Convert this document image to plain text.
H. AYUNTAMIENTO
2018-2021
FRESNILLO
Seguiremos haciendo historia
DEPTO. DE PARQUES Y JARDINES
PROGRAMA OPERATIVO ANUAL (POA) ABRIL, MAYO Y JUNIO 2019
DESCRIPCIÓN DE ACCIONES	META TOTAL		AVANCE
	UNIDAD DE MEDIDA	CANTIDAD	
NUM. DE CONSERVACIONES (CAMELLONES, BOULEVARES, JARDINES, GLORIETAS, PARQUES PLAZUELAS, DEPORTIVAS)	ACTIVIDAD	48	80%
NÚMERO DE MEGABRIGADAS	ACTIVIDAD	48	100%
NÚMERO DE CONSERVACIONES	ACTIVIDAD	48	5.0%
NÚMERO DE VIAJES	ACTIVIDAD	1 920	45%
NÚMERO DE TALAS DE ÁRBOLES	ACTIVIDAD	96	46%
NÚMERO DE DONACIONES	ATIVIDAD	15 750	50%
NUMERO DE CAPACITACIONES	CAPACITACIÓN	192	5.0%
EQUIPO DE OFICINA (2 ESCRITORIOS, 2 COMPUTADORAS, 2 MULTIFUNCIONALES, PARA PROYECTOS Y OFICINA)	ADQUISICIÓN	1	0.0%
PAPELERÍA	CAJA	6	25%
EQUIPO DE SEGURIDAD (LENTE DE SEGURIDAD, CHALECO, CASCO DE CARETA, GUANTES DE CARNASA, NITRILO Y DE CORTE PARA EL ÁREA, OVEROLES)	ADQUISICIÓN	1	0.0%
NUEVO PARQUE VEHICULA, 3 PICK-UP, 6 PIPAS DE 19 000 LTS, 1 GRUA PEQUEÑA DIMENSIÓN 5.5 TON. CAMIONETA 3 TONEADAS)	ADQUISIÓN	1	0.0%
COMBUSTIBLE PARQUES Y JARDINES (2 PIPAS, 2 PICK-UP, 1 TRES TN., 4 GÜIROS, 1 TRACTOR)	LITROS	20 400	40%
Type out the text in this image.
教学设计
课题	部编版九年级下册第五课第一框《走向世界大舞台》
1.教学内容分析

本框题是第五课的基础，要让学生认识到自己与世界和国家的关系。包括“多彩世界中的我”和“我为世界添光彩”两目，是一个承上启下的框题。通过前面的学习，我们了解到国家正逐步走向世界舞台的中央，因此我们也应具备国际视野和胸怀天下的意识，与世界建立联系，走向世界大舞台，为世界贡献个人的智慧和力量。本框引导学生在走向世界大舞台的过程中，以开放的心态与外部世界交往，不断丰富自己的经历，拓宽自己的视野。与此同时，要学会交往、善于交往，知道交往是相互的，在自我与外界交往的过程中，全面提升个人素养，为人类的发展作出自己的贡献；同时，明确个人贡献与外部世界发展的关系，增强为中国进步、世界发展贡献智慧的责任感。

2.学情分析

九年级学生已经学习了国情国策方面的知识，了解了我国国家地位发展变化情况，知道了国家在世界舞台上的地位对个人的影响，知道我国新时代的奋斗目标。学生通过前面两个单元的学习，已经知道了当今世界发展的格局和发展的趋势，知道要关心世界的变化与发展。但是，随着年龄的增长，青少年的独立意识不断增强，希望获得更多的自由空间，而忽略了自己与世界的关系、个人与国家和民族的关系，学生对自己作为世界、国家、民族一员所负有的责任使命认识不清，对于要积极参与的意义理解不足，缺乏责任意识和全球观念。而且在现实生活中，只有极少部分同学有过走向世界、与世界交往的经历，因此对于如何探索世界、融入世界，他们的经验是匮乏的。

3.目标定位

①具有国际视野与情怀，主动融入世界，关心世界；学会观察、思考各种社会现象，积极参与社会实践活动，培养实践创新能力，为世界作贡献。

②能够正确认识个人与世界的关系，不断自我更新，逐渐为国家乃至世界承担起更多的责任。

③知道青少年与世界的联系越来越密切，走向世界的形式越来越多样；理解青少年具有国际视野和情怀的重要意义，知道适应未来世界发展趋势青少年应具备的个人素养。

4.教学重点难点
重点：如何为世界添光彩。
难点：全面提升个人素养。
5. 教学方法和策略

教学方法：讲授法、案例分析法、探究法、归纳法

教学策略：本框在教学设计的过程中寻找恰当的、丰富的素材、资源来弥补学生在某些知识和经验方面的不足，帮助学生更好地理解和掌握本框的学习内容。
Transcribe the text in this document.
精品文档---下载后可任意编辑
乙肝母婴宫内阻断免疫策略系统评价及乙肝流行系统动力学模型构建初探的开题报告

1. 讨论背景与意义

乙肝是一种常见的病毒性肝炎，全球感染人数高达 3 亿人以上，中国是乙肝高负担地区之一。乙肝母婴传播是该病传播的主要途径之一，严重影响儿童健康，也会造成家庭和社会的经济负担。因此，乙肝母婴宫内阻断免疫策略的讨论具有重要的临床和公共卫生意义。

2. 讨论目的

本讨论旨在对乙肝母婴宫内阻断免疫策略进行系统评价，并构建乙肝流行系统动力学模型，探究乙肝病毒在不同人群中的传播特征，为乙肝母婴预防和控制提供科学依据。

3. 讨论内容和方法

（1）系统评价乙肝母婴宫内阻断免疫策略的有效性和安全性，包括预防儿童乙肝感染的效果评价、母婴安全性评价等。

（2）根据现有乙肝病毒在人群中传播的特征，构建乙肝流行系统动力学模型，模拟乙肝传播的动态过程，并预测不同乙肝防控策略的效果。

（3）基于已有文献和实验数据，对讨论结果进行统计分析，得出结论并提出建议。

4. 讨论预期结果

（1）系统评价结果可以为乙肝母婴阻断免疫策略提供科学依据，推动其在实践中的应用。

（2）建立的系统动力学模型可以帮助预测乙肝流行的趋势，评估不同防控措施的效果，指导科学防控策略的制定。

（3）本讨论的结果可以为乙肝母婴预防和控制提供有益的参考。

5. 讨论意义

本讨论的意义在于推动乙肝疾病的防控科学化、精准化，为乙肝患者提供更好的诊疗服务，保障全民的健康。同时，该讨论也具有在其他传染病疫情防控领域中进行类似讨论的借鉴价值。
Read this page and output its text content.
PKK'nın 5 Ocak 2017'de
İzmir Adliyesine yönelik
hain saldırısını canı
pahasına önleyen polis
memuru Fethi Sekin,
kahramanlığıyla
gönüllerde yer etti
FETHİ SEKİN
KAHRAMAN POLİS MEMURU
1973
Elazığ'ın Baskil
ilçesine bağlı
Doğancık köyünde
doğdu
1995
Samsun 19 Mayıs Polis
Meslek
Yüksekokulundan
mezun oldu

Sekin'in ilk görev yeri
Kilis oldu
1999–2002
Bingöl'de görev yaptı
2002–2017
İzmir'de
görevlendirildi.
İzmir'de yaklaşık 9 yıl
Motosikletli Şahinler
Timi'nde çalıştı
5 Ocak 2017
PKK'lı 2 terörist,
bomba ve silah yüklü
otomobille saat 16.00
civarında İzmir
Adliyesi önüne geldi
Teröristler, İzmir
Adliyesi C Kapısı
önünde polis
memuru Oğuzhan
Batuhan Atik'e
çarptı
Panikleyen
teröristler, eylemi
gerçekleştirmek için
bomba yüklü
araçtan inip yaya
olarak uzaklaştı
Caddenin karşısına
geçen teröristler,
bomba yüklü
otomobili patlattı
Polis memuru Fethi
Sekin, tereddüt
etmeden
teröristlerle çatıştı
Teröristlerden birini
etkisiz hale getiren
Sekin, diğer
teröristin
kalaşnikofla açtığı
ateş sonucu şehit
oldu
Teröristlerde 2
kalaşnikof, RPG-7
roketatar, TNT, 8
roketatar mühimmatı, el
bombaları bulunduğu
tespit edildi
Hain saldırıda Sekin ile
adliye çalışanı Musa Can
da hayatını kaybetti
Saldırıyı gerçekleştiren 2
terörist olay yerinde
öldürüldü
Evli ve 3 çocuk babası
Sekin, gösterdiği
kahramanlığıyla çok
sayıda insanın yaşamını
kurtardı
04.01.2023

> _WHAT YOU HAVE TO DO_: Look for "ADQUISICIÓN" and pull out every line that has it.

> _SOLUTION FOR THIS EXERCISE_:
EQUIPO DE OFICINA (2 ESCRITORIOS, 2 COMPUTADORAS, 2 MULTIFUNCIONALES, PARA PROYECTOS Y OFICINA)	ADQUISICIÓN	1	0.0%
EQUIPO DE SEGURIDAD (LENTE DE SEGURIDAD, CHALECO, CASCO DE CARETA, GUANTES DE CARNASA, NITRILO Y DE CORTE PARA EL ÁREA, OVEROLES)	ADQUISICIÓN	1	0.0%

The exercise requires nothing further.